Task data
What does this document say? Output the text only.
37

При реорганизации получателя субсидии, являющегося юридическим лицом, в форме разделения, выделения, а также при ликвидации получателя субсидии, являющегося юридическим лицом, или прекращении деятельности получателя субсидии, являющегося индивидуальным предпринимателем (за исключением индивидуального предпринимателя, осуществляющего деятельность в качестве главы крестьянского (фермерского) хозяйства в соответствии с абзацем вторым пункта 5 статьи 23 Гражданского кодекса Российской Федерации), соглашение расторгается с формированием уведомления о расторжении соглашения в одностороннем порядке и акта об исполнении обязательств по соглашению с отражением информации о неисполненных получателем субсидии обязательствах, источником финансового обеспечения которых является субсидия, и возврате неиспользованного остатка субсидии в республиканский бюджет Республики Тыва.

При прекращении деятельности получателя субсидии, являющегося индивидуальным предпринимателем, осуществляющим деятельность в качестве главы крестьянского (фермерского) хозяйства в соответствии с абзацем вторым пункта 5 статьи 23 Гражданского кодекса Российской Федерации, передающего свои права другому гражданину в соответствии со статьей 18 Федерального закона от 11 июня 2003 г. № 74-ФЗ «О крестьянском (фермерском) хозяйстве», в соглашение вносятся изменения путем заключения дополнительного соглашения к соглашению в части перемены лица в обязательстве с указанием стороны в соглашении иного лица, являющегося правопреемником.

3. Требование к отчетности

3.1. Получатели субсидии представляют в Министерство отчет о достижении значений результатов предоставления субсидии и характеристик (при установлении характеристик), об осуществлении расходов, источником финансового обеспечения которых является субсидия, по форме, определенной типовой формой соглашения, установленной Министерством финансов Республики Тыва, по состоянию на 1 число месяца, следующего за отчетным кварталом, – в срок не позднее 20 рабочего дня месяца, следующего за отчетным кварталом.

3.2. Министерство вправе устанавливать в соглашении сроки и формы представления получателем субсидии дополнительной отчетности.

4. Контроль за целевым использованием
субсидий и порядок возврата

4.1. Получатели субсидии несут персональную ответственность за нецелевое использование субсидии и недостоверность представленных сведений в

---

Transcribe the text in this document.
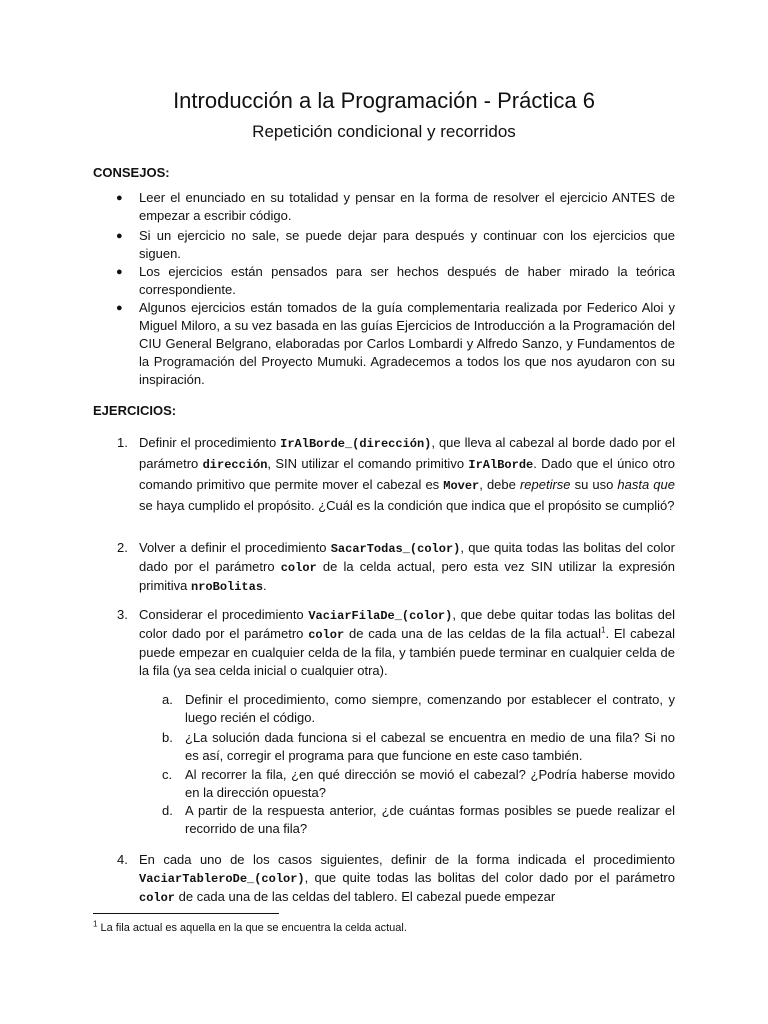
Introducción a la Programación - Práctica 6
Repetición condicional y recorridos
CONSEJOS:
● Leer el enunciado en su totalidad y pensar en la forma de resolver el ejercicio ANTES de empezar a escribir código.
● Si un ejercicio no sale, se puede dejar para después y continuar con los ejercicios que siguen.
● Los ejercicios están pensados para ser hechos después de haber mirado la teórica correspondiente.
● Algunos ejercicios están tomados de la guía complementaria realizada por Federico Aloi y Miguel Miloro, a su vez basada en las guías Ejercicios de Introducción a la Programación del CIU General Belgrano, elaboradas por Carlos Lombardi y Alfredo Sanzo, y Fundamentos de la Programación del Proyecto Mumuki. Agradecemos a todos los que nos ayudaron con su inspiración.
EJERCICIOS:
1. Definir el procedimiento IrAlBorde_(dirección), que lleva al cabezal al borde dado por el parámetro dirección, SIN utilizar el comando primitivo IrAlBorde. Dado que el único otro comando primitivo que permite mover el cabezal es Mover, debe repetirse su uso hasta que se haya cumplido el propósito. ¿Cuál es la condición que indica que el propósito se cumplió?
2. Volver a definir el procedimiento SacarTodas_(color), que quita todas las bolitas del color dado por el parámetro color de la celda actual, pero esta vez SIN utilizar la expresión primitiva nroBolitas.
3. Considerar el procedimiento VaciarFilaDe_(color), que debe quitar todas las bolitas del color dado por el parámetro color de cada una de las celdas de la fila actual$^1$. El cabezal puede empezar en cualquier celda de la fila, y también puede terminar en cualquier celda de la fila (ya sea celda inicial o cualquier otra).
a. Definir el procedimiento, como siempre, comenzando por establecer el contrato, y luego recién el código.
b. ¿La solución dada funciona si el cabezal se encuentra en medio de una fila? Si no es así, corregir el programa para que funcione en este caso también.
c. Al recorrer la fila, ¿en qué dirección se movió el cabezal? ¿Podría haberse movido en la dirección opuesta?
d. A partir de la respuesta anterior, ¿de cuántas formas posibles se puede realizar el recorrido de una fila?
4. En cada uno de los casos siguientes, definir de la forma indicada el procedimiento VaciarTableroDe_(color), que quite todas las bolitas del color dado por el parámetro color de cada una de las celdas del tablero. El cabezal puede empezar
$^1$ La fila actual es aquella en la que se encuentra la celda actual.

Exercise description
Scan the entries above. Copy each line that has the string "color".

Result below
2. Volver a definir el procedimiento SacarTodas_(color), que quita todas las bolitas del color dado por el parámetro color de la celda actual, pero esta vez SIN utilizar la expresión primitiva nroBolitas.
3. Considerar el procedimiento VaciarFilaDe_(color), que debe quitar todas las bolitas del color dado por el parámetro color de cada una de las celdas de la fila actual$^1$. El cabezal puede empezar en cualquier celda de la fila, y también puede terminar en cualquier celda de la fila (ya sea celda inicial o cualquier otra).
4. En cada uno de los casos siguientes, definir de la forma indicada el procedimiento VaciarTableroDe_(color), que quite todas las bolitas del color dado por el parámetro color de cada una de las celdas del tablero. El cabezal puede empezar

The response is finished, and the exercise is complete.